Recorded data:
-- Start --

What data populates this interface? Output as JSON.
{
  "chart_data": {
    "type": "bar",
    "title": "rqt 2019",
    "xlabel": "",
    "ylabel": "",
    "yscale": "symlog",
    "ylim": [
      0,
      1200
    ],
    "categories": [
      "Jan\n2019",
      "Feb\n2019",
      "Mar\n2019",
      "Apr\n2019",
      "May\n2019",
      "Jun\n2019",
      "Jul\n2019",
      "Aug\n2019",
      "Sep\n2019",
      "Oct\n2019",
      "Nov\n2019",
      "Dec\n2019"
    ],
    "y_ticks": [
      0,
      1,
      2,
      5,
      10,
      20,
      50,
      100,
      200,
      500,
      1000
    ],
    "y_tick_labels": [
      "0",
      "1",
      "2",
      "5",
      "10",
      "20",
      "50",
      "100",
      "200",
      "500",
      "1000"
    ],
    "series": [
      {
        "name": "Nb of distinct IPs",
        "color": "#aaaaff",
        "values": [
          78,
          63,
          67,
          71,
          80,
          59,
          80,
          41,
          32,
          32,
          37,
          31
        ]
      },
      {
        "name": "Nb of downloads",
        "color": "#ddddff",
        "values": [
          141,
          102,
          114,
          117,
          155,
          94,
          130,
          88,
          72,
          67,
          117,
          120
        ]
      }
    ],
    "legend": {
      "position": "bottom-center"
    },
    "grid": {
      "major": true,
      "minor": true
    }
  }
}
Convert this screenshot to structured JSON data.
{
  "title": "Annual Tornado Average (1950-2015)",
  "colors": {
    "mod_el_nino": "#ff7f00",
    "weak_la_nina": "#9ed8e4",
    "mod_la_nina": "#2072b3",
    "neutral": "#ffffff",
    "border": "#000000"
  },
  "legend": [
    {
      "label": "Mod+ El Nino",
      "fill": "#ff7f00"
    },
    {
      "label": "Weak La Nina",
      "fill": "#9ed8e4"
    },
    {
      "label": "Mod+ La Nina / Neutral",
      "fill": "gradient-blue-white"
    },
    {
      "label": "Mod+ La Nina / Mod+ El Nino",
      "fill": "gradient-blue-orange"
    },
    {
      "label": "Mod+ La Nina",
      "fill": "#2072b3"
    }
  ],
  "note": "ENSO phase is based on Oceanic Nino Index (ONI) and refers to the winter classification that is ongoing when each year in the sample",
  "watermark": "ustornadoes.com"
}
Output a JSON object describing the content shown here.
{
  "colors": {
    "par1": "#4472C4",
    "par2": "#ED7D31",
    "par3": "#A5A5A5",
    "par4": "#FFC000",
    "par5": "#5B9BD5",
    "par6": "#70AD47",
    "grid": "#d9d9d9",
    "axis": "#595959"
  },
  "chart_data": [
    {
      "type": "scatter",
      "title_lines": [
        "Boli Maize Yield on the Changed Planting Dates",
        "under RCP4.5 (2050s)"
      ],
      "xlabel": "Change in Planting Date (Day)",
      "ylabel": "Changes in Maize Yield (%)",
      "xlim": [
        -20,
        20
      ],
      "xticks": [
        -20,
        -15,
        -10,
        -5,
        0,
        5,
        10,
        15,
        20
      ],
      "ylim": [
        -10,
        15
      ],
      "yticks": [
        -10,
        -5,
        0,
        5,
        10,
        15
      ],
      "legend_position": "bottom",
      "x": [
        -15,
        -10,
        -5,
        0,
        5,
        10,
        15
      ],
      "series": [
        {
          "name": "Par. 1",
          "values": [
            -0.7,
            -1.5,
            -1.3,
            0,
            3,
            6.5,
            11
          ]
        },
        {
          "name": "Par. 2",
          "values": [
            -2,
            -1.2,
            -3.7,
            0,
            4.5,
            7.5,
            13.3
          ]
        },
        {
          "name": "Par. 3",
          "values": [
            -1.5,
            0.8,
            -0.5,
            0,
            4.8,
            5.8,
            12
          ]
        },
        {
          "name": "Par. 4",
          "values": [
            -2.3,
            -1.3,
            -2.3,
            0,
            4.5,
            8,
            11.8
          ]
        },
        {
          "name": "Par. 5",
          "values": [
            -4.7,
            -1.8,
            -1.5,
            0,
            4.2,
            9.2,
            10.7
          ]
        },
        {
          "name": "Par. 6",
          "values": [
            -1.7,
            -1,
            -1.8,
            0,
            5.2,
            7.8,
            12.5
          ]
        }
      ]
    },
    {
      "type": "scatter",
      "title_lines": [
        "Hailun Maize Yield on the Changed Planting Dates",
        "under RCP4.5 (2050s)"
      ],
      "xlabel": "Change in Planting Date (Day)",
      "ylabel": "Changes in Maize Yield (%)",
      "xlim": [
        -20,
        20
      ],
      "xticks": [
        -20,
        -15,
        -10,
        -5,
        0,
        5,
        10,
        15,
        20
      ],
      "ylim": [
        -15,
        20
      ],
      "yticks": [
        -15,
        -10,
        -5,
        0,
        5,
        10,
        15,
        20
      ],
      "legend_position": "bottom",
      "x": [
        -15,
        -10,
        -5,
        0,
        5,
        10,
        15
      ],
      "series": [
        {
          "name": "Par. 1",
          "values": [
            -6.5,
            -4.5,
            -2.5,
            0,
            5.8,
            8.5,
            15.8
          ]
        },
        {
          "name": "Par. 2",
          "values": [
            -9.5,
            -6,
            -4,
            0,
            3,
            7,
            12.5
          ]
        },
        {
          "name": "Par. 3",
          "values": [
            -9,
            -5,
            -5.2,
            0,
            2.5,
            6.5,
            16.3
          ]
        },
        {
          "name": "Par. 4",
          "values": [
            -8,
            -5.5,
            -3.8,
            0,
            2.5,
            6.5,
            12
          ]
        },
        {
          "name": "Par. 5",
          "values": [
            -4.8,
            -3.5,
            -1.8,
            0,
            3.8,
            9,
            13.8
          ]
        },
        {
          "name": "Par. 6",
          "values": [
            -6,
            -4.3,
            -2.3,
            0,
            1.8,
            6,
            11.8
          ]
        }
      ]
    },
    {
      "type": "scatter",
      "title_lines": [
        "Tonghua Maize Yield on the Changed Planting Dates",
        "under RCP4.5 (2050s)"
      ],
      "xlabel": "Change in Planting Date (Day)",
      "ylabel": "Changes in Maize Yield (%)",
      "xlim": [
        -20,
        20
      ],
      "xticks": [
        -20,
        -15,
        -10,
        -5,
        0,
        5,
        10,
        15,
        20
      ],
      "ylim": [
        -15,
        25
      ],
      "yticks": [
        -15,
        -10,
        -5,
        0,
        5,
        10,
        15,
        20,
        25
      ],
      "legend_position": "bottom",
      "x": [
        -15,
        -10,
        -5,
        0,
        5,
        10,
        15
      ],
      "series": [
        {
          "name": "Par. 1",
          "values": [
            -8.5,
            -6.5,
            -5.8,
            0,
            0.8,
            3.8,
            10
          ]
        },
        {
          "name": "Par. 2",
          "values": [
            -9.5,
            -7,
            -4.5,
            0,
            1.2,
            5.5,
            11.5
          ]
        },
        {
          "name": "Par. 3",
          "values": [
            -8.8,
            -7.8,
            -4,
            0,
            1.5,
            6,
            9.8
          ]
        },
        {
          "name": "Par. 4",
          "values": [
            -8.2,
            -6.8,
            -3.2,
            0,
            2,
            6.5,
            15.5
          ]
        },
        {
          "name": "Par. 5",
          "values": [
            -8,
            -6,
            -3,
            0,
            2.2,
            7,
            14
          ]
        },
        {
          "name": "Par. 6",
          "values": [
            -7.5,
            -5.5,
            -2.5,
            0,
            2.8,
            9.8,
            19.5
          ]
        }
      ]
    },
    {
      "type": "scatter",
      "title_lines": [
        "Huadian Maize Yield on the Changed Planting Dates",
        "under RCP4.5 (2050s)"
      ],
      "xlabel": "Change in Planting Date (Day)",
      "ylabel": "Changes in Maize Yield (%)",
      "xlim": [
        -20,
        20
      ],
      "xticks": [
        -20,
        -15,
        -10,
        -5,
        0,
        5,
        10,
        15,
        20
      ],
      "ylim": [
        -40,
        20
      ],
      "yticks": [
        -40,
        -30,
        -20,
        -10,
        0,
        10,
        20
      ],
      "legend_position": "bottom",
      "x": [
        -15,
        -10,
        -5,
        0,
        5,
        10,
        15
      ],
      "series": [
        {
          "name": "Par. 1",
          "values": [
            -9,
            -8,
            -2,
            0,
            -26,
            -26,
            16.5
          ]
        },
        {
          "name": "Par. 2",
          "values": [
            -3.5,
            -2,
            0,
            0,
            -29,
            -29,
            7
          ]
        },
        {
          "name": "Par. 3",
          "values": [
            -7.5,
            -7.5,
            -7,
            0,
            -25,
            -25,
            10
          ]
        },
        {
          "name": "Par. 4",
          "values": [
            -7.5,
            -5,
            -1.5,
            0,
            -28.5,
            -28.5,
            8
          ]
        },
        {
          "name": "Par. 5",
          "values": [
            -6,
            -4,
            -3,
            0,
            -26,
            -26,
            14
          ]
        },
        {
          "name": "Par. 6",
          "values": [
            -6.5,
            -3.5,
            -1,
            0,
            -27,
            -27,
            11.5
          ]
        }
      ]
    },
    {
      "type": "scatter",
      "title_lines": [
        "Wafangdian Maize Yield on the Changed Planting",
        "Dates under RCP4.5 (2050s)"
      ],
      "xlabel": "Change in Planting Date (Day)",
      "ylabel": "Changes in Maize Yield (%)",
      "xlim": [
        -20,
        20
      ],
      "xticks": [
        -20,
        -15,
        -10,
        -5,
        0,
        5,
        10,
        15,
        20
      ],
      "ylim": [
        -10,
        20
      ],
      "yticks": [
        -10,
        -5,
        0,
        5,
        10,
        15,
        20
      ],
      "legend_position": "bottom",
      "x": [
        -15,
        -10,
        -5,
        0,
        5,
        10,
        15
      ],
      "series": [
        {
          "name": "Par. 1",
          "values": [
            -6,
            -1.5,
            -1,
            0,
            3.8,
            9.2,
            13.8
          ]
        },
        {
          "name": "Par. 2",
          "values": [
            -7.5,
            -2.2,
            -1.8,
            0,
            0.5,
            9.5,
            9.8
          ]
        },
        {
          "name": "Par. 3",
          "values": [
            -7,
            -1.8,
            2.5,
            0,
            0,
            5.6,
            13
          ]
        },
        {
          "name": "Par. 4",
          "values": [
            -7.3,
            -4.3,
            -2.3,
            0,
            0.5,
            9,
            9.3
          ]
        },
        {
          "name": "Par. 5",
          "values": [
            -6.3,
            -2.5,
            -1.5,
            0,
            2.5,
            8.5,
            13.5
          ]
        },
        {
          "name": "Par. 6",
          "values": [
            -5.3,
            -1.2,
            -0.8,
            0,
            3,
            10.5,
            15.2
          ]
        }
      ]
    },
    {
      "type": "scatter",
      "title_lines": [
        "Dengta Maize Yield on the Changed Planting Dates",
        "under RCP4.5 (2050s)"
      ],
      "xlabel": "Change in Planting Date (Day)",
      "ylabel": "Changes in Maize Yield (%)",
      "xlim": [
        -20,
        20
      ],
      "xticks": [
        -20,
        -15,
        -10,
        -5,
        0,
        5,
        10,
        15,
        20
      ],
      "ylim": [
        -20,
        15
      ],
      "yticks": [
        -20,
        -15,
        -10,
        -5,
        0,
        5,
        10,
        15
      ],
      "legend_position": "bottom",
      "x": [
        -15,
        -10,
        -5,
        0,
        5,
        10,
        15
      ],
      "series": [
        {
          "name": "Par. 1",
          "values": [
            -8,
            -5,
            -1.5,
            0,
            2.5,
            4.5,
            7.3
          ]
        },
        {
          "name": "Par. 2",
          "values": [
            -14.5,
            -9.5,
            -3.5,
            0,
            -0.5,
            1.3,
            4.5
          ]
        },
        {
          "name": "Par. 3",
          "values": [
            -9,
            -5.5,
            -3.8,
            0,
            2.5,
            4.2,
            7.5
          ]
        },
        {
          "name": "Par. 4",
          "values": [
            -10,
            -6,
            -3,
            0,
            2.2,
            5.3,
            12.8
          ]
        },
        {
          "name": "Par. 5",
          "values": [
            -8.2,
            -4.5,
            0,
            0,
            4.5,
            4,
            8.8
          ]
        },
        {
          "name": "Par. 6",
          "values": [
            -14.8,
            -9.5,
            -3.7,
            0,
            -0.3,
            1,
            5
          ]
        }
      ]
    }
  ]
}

-- End --

> _BRIEF_
Look through the data above. Each line containing the word "this" needs to be copied.

> _RESULT_
What data populates this interface? Output as JSON.
Convert this screenshot to structured JSON data.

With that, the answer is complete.